» **Instructions for the task**
List each line of the data that holds the string "name", please.

──────

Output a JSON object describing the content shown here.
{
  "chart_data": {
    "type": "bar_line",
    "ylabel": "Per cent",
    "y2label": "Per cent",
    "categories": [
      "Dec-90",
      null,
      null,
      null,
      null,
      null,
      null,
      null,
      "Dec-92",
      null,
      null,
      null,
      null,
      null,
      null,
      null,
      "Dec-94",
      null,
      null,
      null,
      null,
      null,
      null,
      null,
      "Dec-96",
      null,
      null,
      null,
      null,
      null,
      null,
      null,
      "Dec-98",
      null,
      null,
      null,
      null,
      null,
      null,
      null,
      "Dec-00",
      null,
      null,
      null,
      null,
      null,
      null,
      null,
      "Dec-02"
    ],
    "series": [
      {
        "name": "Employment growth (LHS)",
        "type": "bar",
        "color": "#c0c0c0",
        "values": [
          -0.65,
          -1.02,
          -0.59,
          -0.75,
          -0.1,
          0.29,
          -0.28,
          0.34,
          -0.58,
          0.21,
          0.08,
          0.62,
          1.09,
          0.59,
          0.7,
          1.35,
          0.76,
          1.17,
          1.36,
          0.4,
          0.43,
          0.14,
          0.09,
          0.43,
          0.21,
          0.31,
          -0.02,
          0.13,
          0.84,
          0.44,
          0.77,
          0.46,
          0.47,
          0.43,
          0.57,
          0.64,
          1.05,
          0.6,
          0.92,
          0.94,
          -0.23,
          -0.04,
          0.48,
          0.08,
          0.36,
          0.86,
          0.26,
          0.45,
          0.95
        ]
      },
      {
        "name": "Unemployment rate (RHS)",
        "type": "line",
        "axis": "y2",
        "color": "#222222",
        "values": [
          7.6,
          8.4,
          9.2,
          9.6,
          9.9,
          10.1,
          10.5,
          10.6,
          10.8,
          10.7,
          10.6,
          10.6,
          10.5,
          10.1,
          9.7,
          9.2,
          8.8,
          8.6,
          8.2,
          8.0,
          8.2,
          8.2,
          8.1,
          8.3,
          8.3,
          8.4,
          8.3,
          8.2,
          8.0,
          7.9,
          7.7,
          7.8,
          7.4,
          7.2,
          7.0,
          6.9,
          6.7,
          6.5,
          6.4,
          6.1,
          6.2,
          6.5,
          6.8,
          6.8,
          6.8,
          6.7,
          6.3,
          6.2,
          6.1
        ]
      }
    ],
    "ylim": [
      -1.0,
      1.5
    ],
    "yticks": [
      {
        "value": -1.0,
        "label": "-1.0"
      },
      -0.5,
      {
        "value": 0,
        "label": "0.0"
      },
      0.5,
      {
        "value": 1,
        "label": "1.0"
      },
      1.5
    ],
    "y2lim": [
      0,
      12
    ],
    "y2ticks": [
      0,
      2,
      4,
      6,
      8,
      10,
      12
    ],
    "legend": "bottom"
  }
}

──────

» **Finished answer**
        "name": "Employment growth (LHS)",
        "name": "Unemployment rate (RHS)",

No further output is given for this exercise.